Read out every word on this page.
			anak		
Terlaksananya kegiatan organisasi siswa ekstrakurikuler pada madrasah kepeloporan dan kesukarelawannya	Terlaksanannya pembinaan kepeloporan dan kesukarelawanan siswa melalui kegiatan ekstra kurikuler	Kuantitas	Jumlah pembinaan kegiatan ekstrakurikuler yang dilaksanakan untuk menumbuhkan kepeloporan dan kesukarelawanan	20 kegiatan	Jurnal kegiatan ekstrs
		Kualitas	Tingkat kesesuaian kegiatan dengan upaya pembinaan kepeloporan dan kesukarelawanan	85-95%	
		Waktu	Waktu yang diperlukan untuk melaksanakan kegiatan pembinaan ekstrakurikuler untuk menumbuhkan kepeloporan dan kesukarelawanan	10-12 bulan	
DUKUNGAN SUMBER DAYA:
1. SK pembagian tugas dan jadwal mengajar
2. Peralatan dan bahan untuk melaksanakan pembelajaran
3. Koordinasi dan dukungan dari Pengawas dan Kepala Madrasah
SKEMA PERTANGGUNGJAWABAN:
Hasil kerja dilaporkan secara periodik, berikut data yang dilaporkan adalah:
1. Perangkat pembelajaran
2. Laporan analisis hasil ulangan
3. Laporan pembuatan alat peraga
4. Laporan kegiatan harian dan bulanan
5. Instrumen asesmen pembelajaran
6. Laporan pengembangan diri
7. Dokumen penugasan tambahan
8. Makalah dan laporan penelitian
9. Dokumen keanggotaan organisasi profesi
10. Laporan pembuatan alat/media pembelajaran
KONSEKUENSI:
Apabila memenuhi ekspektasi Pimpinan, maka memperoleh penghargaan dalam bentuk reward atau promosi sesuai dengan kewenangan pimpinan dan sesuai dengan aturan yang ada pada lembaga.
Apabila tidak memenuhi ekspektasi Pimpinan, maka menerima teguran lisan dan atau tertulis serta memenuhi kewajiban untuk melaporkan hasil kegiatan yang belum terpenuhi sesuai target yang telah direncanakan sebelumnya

SHORT PROBLEM
Restate each entry exactly, skipping none.

EXPECTED OUTPUT
Read out every word on this page.
			anak		
Terlaksananya kegiatan organisasi siswa ekstrakurikuler pada madrasah kepeloporan dan kesukarelawannya	Terlaksanannya pembinaan kepeloporan dan kesukarelawanan siswa melalui kegiatan ekstra kurikuler	Kuantitas	Jumlah pembinaan kegiatan ekstrakurikuler yang dilaksanakan untuk menumbuhkan kepeloporan dan kesukarelawanan	20 kegiatan	Jurnal kegiatan ekstrs
		Kualitas	Tingkat kesesuaian kegiatan dengan upaya pembinaan kepeloporan dan kesukarelawanan	85-95%	
		Waktu	Waktu yang diperlukan untuk melaksanakan kegiatan pembinaan ekstrakurikuler untuk menumbuhkan kepeloporan dan kesukarelawanan	10-12 bulan	
DUKUNGAN SUMBER DAYA:
1. SK pembagian tugas dan jadwal mengajar
2. Peralatan dan bahan untuk melaksanakan pembelajaran
3. Koordinasi dan dukungan dari Pengawas dan Kepala Madrasah
SKEMA PERTANGGUNGJAWABAN:
Hasil kerja dilaporkan secara periodik, berikut data yang dilaporkan adalah:
1. Perangkat pembelajaran
2. Laporan analisis hasil ulangan
3. Laporan pembuatan alat peraga
4. Laporan kegiatan harian dan bulanan
5. Instrumen asesmen pembelajaran
6. Laporan pengembangan diri
7. Dokumen penugasan tambahan
8. Makalah dan laporan penelitian
9. Dokumen keanggotaan organisasi profesi
10. Laporan pembuatan alat/media pembelajaran
KONSEKUENSI:
Apabila memenuhi ekspektasi Pimpinan, maka memperoleh penghargaan dalam bentuk reward atau promosi sesuai dengan kewenangan pimpinan dan sesuai dengan aturan yang ada pada lembaga.
Apabila tidak memenuhi ekspektasi Pimpinan, maka menerima teguran lisan dan atau tertulis serta memenuhi kewajiban untuk melaporkan hasil kegiatan yang belum terpenuhi sesuai target yang telah direncanakan sebelumnya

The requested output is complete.